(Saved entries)
______

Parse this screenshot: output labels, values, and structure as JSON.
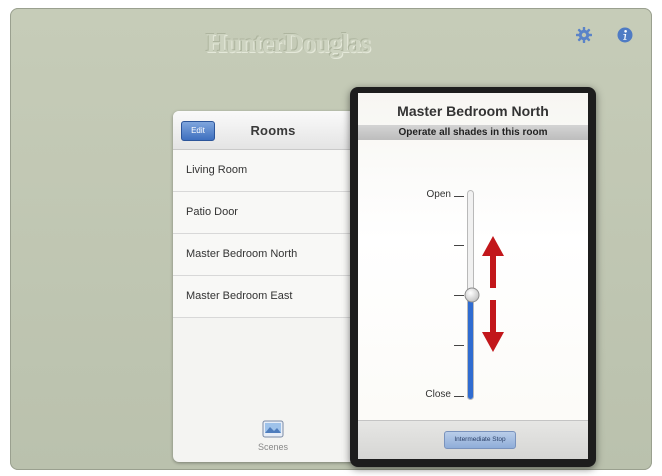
{
  "app": {
    "brand": "HunterDouglas"
  },
  "toolbar": {
    "settings_icon": "gear-icon",
    "info_icon": "info-icon"
  },
  "rooms": {
    "edit_label": "Edit",
    "title": "Rooms",
    "items": [
      {
        "label": "Living Room"
      },
      {
        "label": "Patio Door"
      },
      {
        "label": "Master Bedroom North"
      },
      {
        "label": "Master Bedroom East"
      }
    ],
    "scenes_label": "Scenes",
    "scenes_icon": "image-icon"
  },
  "shade_panel": {
    "title": "Master Bedroom North",
    "subtitle": "Operate all shades in this room",
    "open_label": "Open",
    "close_label": "Close",
    "tick_marks": [
      "—",
      "—",
      "—",
      "—",
      "—"
    ],
    "position_percent_open": 50,
    "intermediate_button": "Intermediate Stop"
  },
  "colors": {
    "background": "#bfc6b2",
    "accent_blue": "#3e6fbf",
    "slider_fill": "#2f6cd1",
    "arrow_red": "#c2171b"
  }
}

______

## PROMPT
Drop the images and repeat the data exactly.

## FINAL ANSWER
Parse this screenshot: output labels, values, and structure as JSON.
{
  "app": {
    "brand": "HunterDouglas"
  },
  "toolbar": {
    "settings_icon": "gear-icon",
    "info_icon": "info-icon"
  },
  "rooms": {
    "edit_label": "Edit",
    "title": "Rooms",
    "items": [
      {
        "label": "Living Room"
      },
      {
        "label": "Patio Door"
      },
      {
        "label": "Master Bedroom North"
      },
      {
        "label": "Master Bedroom East"
      }
    ],
    "scenes_label": "Scenes",
    "scenes_icon": "image-icon"
  },
  "shade_panel": {
    "title": "Master Bedroom North",
    "subtitle": "Operate all shades in this room",
    "open_label": "Open",
    "close_label": "Close",
    "tick_marks": [
      "—",
      "—",
      "—",
      "—",
      "—"
    ],
    "position_percent_open": 50,
    "intermediate_button": "Intermediate Stop"
  },
  "colors": {
    "background": "#bfc6b2",
    "accent_blue": "#3e6fbf",
    "slider_fill": "#2f6cd1",
    "arrow_red": "#c2171b"
  }
}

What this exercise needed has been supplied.